+++ Data listing
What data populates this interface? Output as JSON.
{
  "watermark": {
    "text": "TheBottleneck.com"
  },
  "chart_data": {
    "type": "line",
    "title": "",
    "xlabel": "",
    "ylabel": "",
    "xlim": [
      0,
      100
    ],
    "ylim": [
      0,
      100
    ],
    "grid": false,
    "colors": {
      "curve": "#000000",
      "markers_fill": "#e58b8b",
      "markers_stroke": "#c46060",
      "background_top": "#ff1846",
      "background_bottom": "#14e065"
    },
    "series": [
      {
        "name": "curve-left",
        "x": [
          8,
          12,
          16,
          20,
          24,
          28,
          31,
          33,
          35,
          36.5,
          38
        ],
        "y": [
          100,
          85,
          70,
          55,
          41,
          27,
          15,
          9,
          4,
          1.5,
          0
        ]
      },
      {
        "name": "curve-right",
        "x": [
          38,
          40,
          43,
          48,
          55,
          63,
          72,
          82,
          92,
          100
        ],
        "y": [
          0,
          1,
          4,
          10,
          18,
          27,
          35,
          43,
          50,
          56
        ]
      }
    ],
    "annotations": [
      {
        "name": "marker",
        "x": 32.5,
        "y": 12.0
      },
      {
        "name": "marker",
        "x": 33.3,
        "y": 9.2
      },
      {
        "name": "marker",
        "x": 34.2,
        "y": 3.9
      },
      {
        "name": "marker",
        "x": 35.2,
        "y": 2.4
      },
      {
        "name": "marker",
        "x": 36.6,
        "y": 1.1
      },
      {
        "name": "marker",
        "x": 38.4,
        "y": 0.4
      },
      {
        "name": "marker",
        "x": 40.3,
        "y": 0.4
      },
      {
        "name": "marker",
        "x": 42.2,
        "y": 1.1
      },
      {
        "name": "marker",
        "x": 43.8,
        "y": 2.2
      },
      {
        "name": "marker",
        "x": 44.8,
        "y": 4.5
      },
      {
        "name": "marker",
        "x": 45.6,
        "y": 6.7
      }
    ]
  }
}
++++++
▶ **Short problem**
Set down every record above exactly as given.

▶ **The answer**
What data populates this interface? Output as JSON.
{
  "watermark": {
    "text": "TheBottleneck.com"
  },
  "chart_data": {
    "type": "line",
    "title": "",
    "xlabel": "",
    "ylabel": "",
    "xlim": [
      0,
      100
    ],
    "ylim": [
      0,
      100
    ],
    "grid": false,
    "colors": {
      "curve": "#000000",
      "markers_fill": "#e58b8b",
      "markers_stroke": "#c46060",
      "background_top": "#ff1846",
      "background_bottom": "#14e065"
    },
    "series": [
      {
        "name": "curve-left",
        "x": [
          8,
          12,
          16,
          20,
          24,
          28,
          31,
          33,
          35,
          36.5,
          38
        ],
        "y": [
          100,
          85,
          70,
          55,
          41,
          27,
          15,
          9,
          4,
          1.5,
          0
        ]
      },
      {
        "name": "curve-right",
        "x": [
          38,
          40,
          43,
          48,
          55,
          63,
          72,
          82,
          92,
          100
        ],
        "y": [
          0,
          1,
          4,
          10,
          18,
          27,
          35,
          43,
          50,
          56
        ]
      }
    ],
    "annotations": [
      {
        "name": "marker",
        "x": 32.5,
        "y": 12.0
      },
      {
        "name": "marker",
        "x": 33.3,
        "y": 9.2
      },
      {
        "name": "marker",
        "x": 34.2,
        "y": 3.9
      },
      {
        "name": "marker",
        "x": 35.2,
        "y": 2.4
      },
      {
        "name": "marker",
        "x": 36.6,
        "y": 1.1
      },
      {
        "name": "marker",
        "x": 38.4,
        "y": 0.4
      },
      {
        "name": "marker",
        "x": 40.3,
        "y": 0.4
      },
      {
        "name": "marker",
        "x": 42.2,
        "y": 1.1
      },
      {
        "name": "marker",
        "x": 43.8,
        "y": 2.2
      },
      {
        "name": "marker",
        "x": 44.8,
        "y": 4.5
      },
      {
        "name": "marker",
        "x": 45.6,
        "y": 6.7
      }
    ]
  }
}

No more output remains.